Автор предстает в облике рассказчика, схожего с лирическим героем. Появляются биографические сведения, которые, повторяясь в других текстах, будут дополняться. Изображенные события и факты важны не сами по себе, а как знаки душевной жизни автора. Дается их восприятие, прямая оценка, чувства, которые они навевают. Мысль развивается по законам поэтических ассоциаций и образных сцеплений. Представлены разные грани внутреннего мира героя, но главное – личность «облекается устойчивыми чертами – биографическими и сюжетными», возникает «единство личности, не только стоящей за текстом, но и наделенной сюжетной характеристикой», которое и обусловливает появление лирического героя.[51] Образ автора, приближенный к лирическому герою, возникнув в революционной публицистике Николая Клюева, перейдет в его автобиографическую прозу, которая будет строиться одновременно по законам прозы и поэзии.
Единство авторского сознания в статьях Клюева, его сосредоточенность в определенном кругу проблем и настроений, что является основным признаком существования лирического героя: его психологическое состояние, которое берется в главных проявлениях: отношении к семье, роду, народному целому, к философии национальной жизни, ее этике и эстетике, – формируется с первых статей весны 1919 года.

====

• **ЧТО ТРЕБУЕТСЯ**: Пожалуйста, назовите по отрывку о публицистике Клюева, с каких статей формируется единство авторского сознания.

• **ПЕРЕЧЕНЬ ЗАПИСЕЙ**:
====

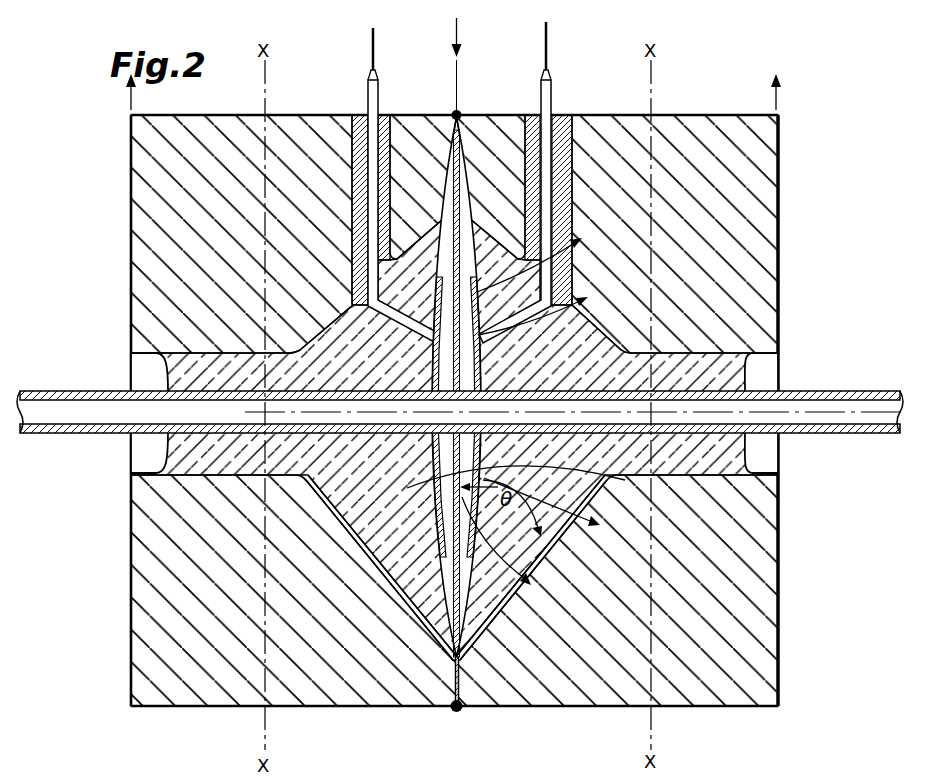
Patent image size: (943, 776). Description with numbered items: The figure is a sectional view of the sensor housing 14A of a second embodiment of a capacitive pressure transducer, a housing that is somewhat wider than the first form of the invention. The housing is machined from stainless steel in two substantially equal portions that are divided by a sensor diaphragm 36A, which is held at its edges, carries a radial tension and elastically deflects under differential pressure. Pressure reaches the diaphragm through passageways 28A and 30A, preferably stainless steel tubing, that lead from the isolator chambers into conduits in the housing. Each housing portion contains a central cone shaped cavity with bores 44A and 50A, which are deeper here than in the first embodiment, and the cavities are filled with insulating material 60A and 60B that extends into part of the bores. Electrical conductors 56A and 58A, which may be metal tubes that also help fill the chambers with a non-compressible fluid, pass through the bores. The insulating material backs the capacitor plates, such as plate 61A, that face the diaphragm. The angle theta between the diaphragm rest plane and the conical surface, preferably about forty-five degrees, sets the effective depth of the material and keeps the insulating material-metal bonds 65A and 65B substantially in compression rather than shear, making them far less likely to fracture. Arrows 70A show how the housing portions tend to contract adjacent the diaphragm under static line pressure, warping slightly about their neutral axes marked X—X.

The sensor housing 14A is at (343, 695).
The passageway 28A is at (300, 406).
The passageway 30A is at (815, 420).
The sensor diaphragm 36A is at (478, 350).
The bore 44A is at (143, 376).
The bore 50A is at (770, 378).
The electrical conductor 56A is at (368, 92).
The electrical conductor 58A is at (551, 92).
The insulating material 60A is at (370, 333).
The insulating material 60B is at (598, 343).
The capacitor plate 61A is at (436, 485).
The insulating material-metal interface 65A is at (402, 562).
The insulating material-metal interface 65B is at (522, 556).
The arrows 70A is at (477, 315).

====

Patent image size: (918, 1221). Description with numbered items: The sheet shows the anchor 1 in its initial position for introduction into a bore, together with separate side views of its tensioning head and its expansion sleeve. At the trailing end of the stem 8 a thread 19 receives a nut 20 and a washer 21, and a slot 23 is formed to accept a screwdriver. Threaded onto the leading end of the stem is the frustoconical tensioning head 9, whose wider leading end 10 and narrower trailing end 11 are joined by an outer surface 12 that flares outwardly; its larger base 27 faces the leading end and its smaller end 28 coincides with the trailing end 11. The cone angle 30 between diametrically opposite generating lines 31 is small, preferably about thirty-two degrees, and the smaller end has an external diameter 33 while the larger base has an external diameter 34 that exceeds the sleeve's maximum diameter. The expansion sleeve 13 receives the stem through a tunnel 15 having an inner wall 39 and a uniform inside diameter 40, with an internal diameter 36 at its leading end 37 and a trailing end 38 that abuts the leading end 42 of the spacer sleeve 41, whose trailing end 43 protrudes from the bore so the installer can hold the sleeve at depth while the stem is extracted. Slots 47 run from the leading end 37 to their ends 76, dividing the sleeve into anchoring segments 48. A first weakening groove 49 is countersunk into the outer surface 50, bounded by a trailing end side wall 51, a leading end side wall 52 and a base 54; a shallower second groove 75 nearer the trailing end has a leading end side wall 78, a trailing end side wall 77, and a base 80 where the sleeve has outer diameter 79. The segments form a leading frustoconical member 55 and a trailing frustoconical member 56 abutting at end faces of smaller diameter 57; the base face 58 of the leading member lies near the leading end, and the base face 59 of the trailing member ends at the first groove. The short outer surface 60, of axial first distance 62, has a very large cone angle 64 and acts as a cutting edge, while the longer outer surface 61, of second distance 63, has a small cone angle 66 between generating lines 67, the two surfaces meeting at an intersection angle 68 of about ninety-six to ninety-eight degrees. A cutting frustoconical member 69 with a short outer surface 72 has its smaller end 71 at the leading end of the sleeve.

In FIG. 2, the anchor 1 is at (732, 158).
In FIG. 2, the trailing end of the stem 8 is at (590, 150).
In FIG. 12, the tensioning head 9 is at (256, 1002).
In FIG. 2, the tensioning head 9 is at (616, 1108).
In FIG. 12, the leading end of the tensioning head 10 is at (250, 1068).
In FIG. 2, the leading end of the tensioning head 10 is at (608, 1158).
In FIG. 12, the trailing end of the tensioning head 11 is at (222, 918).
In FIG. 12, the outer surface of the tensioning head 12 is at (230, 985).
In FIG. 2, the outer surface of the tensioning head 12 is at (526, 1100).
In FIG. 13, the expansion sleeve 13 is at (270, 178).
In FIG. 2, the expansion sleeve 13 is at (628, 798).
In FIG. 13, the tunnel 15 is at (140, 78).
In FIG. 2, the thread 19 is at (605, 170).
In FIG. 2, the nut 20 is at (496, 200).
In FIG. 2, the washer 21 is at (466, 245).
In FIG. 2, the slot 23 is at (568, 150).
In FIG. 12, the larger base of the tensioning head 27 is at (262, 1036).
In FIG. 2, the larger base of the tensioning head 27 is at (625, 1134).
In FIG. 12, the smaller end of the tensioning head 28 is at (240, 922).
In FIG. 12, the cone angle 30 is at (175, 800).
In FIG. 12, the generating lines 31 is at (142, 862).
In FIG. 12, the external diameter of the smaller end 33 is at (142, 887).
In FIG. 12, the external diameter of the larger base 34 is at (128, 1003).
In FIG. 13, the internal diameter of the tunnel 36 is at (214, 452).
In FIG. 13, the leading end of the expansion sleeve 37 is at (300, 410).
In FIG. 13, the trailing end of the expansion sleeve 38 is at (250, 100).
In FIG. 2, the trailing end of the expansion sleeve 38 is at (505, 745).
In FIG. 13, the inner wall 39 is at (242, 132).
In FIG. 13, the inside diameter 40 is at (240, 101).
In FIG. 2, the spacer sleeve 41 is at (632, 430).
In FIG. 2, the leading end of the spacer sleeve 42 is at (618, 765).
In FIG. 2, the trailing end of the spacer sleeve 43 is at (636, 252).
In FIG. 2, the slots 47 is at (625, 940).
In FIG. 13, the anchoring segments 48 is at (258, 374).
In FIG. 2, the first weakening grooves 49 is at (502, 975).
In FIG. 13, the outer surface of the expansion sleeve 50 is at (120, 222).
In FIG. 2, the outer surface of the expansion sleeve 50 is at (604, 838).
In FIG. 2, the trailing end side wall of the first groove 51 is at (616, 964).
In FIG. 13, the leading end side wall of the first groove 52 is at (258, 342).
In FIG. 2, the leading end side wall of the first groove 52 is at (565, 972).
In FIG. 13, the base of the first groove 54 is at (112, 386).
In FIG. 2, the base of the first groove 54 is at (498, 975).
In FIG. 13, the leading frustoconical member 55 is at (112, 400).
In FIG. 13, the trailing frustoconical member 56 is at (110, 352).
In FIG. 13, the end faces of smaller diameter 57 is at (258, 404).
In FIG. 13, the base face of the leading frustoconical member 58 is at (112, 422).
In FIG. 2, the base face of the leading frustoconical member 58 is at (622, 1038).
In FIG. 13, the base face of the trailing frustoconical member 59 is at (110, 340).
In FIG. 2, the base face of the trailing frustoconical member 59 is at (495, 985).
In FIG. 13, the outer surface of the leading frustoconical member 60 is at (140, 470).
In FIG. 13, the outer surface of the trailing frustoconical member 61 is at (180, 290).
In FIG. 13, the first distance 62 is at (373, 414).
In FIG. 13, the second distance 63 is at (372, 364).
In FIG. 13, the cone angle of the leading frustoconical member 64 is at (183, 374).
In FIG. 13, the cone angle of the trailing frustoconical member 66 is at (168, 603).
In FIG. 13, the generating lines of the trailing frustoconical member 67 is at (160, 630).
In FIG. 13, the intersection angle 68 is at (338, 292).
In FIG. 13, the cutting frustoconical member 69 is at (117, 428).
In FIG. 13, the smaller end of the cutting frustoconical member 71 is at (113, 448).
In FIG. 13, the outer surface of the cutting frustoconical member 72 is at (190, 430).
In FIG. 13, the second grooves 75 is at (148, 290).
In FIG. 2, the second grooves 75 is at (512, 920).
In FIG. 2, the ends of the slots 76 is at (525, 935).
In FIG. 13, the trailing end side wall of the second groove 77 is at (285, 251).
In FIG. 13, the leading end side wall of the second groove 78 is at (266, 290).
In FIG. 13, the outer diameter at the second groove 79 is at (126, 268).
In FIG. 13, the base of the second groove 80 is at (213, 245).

====

• **РЕШЕНИЕ ЗАДАНИЯ**: С первых статей весны 1919 года.